[Start of Rows]

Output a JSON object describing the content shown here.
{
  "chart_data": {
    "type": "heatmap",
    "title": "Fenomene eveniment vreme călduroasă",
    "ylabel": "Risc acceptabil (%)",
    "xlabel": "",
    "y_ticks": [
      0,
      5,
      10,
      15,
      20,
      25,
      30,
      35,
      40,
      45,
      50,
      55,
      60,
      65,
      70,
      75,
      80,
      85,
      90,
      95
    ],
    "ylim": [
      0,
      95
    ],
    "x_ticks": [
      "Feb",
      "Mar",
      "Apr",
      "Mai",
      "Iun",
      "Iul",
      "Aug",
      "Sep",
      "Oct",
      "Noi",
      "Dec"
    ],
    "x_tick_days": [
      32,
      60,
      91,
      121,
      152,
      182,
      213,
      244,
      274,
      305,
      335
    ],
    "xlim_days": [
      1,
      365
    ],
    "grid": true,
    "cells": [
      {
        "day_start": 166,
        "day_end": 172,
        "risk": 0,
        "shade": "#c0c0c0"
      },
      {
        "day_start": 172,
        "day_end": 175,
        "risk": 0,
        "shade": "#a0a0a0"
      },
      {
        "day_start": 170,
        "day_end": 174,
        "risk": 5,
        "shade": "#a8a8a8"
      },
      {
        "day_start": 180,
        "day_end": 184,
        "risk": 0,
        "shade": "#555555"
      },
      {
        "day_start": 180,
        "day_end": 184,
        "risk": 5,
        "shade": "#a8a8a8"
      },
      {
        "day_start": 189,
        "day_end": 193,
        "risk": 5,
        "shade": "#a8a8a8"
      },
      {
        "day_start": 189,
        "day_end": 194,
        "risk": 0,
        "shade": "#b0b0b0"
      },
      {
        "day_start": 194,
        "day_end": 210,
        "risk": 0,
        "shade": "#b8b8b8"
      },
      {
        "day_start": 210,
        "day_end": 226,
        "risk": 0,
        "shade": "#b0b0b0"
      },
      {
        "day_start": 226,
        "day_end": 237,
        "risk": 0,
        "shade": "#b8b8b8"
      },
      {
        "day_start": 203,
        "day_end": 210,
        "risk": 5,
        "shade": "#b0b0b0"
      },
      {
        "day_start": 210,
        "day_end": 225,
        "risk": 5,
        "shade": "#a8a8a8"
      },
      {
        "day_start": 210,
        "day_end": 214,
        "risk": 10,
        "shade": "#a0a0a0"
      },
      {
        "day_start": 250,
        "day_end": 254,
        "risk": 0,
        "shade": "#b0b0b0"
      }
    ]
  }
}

[End of Rows]

__Instructions to follow__.
All of the data must be returned exactly.

__Task result__.
Output a JSON object describing the content shown here.
{
  "chart_data": {
    "type": "heatmap",
    "title": "Fenomene eveniment vreme călduroasă",
    "ylabel": "Risc acceptabil (%)",
    "xlabel": "",
    "y_ticks": [
      0,
      5,
      10,
      15,
      20,
      25,
      30,
      35,
      40,
      45,
      50,
      55,
      60,
      65,
      70,
      75,
      80,
      85,
      90,
      95
    ],
    "ylim": [
      0,
      95
    ],
    "x_ticks": [
      "Feb",
      "Mar",
      "Apr",
      "Mai",
      "Iun",
      "Iul",
      "Aug",
      "Sep",
      "Oct",
      "Noi",
      "Dec"
    ],
    "x_tick_days": [
      32,
      60,
      91,
      121,
      152,
      182,
      213,
      244,
      274,
      305,
      335
    ],
    "xlim_days": [
      1,
      365
    ],
    "grid": true,
    "cells": [
      {
        "day_start": 166,
        "day_end": 172,
        "risk": 0,
        "shade": "#c0c0c0"
      },
      {
        "day_start": 172,
        "day_end": 175,
        "risk": 0,
        "shade": "#a0a0a0"
      },
      {
        "day_start": 170,
        "day_end": 174,
        "risk": 5,
        "shade": "#a8a8a8"
      },
      {
        "day_start": 180,
        "day_end": 184,
        "risk": 0,
        "shade": "#555555"
      },
      {
        "day_start": 180,
        "day_end": 184,
        "risk": 5,
        "shade": "#a8a8a8"
      },
      {
        "day_start": 189,
        "day_end": 193,
        "risk": 5,
        "shade": "#a8a8a8"
      },
      {
        "day_start": 189,
        "day_end": 194,
        "risk": 0,
        "shade": "#b0b0b0"
      },
      {
        "day_start": 194,
        "day_end": 210,
        "risk": 0,
        "shade": "#b8b8b8"
      },
      {
        "day_start": 210,
        "day_end": 226,
        "risk": 0,
        "shade": "#b0b0b0"
      },
      {
        "day_start": 226,
        "day_end": 237,
        "risk": 0,
        "shade": "#b8b8b8"
      },
      {
        "day_start": 203,
        "day_end": 210,
        "risk": 5,
        "shade": "#b0b0b0"
      },
      {
        "day_start": 210,
        "day_end": 225,
        "risk": 5,
        "shade": "#a8a8a8"
      },
      {
        "day_start": 210,
        "day_end": 214,
        "risk": 10,
        "shade": "#a0a0a0"
      },
      {
        "day_start": 250,
        "day_end": 254,
        "risk": 0,
        "shade": "#b0b0b0"
      }
    ]
  }
}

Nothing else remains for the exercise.